### PROVIDED ENTRIES ###
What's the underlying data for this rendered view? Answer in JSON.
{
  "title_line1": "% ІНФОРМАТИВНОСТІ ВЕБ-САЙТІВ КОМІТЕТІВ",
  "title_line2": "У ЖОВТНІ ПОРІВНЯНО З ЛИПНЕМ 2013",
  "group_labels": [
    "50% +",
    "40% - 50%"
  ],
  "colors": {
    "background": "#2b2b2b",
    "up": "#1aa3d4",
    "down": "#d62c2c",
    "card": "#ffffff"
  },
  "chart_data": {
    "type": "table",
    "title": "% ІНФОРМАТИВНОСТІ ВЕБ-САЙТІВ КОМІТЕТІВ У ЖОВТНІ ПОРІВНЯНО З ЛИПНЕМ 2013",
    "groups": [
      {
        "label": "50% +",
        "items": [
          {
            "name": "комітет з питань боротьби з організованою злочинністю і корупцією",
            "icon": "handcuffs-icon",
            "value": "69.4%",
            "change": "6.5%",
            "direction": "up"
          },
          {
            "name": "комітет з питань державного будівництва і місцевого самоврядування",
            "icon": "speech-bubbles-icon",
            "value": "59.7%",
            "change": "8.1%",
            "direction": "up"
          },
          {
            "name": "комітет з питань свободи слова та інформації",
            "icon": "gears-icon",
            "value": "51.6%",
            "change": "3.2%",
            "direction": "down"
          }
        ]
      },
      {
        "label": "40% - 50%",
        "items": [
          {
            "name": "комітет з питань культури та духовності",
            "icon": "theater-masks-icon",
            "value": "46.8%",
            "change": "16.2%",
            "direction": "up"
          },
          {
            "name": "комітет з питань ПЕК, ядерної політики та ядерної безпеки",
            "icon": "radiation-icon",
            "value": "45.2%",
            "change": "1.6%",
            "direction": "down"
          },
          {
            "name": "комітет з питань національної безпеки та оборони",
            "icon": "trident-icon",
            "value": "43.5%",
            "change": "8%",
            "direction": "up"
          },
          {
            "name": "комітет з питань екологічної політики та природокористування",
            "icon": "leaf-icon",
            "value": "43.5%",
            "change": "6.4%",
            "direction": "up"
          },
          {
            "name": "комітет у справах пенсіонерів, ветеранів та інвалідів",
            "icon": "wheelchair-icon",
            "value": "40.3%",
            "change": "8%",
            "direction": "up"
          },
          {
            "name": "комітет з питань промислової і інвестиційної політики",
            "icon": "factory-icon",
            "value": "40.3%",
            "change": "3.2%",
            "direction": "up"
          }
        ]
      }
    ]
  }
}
###
### PROVIDED ENTRIES ###
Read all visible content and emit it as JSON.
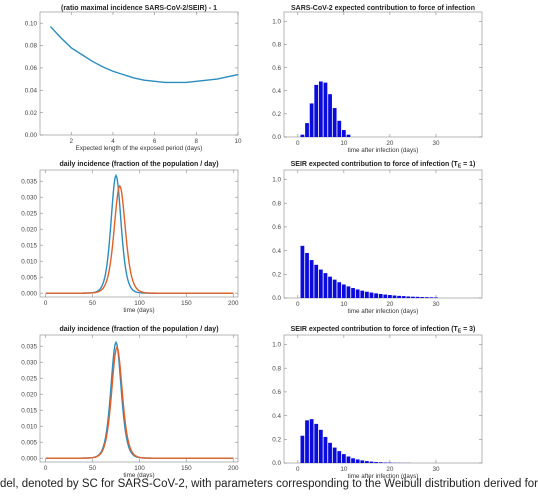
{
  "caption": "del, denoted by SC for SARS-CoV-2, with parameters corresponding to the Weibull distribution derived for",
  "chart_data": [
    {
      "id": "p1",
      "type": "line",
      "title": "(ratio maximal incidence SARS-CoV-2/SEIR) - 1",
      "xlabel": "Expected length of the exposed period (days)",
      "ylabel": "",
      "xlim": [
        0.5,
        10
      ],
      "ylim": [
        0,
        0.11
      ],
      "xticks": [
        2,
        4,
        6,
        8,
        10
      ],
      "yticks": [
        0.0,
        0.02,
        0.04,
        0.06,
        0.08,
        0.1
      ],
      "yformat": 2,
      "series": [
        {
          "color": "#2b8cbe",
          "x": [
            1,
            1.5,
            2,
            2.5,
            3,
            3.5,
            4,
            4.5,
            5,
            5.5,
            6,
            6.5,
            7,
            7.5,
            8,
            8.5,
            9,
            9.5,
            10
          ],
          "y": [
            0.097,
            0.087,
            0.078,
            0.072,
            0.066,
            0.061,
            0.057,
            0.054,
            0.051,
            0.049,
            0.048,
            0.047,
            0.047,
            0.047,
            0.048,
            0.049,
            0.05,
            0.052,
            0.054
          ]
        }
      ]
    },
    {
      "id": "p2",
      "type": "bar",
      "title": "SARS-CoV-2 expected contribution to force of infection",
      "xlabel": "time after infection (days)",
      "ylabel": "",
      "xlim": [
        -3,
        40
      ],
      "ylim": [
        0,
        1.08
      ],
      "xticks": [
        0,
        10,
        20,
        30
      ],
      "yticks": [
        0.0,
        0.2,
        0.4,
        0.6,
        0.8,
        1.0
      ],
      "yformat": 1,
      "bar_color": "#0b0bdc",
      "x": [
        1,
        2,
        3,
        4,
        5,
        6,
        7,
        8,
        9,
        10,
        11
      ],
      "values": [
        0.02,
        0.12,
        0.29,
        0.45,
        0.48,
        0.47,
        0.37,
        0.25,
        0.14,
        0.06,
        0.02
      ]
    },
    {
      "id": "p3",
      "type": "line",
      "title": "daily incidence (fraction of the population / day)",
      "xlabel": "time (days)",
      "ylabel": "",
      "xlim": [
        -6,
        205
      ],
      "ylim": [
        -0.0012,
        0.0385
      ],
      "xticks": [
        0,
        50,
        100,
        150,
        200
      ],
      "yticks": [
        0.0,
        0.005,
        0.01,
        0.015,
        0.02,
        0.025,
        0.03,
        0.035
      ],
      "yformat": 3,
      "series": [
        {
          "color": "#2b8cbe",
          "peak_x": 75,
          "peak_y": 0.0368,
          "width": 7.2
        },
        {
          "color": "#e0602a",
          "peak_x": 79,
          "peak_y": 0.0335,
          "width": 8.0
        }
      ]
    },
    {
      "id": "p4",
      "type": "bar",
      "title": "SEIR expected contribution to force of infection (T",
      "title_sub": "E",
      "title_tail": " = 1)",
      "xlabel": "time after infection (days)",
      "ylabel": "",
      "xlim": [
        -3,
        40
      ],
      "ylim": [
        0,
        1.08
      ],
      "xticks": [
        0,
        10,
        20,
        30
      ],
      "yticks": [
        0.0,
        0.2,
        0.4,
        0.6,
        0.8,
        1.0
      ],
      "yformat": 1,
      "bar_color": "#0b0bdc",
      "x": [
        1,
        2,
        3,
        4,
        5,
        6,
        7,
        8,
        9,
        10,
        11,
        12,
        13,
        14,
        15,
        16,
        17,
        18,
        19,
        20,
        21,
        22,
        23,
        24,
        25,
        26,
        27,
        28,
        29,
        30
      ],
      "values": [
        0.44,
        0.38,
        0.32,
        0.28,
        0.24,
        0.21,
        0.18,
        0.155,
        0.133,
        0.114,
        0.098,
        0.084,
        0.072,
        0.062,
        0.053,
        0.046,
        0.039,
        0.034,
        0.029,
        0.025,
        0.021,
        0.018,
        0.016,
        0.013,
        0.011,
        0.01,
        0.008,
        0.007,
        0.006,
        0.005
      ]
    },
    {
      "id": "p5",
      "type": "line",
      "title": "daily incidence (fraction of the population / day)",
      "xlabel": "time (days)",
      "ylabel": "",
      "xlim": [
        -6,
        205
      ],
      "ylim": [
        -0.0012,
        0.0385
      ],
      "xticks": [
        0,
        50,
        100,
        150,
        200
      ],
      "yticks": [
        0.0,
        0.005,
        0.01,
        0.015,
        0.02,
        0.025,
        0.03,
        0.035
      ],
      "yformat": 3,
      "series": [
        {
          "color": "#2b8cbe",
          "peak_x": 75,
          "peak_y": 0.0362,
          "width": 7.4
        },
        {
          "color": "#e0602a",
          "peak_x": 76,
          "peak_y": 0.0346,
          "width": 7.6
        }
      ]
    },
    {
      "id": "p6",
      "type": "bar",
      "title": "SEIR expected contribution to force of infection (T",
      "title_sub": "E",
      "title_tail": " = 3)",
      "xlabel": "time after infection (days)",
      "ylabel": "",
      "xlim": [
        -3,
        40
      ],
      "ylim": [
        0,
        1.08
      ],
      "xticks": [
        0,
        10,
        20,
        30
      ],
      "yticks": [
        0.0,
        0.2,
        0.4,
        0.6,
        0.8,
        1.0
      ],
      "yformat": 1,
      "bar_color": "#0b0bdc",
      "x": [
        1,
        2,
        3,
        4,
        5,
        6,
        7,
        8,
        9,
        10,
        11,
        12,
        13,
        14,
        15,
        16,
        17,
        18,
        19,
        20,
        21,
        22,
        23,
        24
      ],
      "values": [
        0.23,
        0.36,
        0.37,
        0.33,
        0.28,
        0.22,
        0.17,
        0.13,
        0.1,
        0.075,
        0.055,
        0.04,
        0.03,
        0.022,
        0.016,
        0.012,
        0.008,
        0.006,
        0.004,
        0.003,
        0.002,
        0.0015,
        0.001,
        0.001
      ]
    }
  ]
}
###
#### PROMPT:
Find every line in the records above that contains the word "САЙТІВ", and copy each one.

#### TASK RESULT:
  "title_line1": "% ІНФОРМАТИВНОСТІ ВЕБ-САЙТІВ КОМІТЕТІВ",
    "title": "% ІНФОРМАТИВНОСТІ ВЕБ-САЙТІВ КОМІТЕТІВ У ЖОВТНІ ПОРІВНЯНО З ЛИПНЕМ 2013",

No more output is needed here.